• _Extracted entries_
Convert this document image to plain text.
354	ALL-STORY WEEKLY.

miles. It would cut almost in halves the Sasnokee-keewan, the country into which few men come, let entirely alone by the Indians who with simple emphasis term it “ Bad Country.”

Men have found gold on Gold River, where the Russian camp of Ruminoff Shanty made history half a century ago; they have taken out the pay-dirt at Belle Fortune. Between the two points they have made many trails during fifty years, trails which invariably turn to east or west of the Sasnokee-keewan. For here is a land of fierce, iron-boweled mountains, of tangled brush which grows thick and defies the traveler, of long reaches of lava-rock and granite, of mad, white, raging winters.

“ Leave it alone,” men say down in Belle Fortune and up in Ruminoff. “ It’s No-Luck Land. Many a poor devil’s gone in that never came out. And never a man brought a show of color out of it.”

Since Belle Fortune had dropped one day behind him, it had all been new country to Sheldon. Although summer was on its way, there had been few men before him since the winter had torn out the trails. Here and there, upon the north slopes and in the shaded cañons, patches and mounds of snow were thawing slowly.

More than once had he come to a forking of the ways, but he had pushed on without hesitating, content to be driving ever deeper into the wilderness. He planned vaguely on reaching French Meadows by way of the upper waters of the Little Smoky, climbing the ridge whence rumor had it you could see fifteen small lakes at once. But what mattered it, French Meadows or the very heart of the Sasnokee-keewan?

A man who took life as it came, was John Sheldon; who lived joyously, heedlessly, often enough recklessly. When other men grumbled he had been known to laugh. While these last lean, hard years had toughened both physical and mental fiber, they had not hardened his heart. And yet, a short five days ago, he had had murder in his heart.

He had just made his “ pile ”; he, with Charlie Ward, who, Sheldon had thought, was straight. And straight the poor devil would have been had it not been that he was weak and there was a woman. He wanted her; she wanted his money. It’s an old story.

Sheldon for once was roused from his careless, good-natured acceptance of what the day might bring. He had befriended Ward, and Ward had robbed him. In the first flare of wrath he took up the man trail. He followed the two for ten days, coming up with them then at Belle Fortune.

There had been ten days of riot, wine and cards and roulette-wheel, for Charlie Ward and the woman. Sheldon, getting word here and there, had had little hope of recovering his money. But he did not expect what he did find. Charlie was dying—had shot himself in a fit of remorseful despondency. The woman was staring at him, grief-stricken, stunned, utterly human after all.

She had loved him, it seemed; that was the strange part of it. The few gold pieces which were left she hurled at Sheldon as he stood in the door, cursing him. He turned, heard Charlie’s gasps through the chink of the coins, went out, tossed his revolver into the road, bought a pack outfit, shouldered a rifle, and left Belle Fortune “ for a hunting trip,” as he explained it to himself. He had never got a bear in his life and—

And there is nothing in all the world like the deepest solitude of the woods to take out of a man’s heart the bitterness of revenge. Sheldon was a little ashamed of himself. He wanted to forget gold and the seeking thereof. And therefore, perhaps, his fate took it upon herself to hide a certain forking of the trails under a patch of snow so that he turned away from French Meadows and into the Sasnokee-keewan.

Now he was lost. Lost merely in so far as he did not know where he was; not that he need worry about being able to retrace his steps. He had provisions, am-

• _Given task_
Each line of the listing should be copied exactly.

• _Correct output_
Convert this document image to plain text.
354	ALL-STORY WEEKLY.

miles. It would cut almost in halves the Sasnokee-keewan, the country into which few men come, let entirely alone by the Indians who with simple emphasis term it “ Bad Country.”

Men have found gold on Gold River, where the Russian camp of Ruminoff Shanty made history half a century ago; they have taken out the pay-dirt at Belle Fortune. Between the two points they have made many trails during fifty years, trails which invariably turn to east or west of the Sasnokee-keewan. For here is a land of fierce, iron-boweled mountains, of tangled brush which grows thick and defies the traveler, of long reaches of lava-rock and granite, of mad, white, raging winters.

“ Leave it alone,” men say down in Belle Fortune and up in Ruminoff. “ It’s No-Luck Land. Many a poor devil’s gone in that never came out. And never a man brought a show of color out of it.”

Since Belle Fortune had dropped one day behind him, it had all been new country to Sheldon. Although summer was on its way, there had been few men before him since the winter had torn out the trails. Here and there, upon the north slopes and in the shaded cañons, patches and mounds of snow were thawing slowly.

More than once had he come to a forking of the ways, but he had pushed on without hesitating, content to be driving ever deeper into the wilderness. He planned vaguely on reaching French Meadows by way of the upper waters of the Little Smoky, climbing the ridge whence rumor had it you could see fifteen small lakes at once. But what mattered it, French Meadows or the very heart of the Sasnokee-keewan?

A man who took life as it came, was John Sheldon; who lived joyously, heedlessly, often enough recklessly. When other men grumbled he had been known to laugh. While these last lean, hard years had toughened both physical and mental fiber, they had not hardened his heart. And yet, a short five days ago, he had had murder in his heart.

He had just made his “ pile ”; he, with Charlie Ward, who, Sheldon had thought, was straight. And straight the poor devil would have been had it not been that he was weak and there was a woman. He wanted her; she wanted his money. It’s an old story.

Sheldon for once was roused from his careless, good-natured acceptance of what the day might bring. He had befriended Ward, and Ward had robbed him. In the first flare of wrath he took up the man trail. He followed the two for ten days, coming up with them then at Belle Fortune.

There had been ten days of riot, wine and cards and roulette-wheel, for Charlie Ward and the woman. Sheldon, getting word here and there, had had little hope of recovering his money. But he did not expect what he did find. Charlie was dying—had shot himself in a fit of remorseful despondency. The woman was staring at him, grief-stricken, stunned, utterly human after all.

She had loved him, it seemed; that was the strange part of it. The few gold pieces which were left she hurled at Sheldon as he stood in the door, cursing him. He turned, heard Charlie’s gasps through the chink of the coins, went out, tossed his revolver into the road, bought a pack outfit, shouldered a rifle, and left Belle Fortune “ for a hunting trip,” as he explained it to himself. He had never got a bear in his life and—

And there is nothing in all the world like the deepest solitude of the woods to take out of a man’s heart the bitterness of revenge. Sheldon was a little ashamed of himself. He wanted to forget gold and the seeking thereof. And therefore, perhaps, his fate took it upon herself to hide a certain forking of the trails under a patch of snow so that he turned away from French Meadows and into the Sasnokee-keewan.

Now he was lost. Lost merely in so far as he did not know where he was; not that he need worry about being able to retrace his steps. He had provisions, am-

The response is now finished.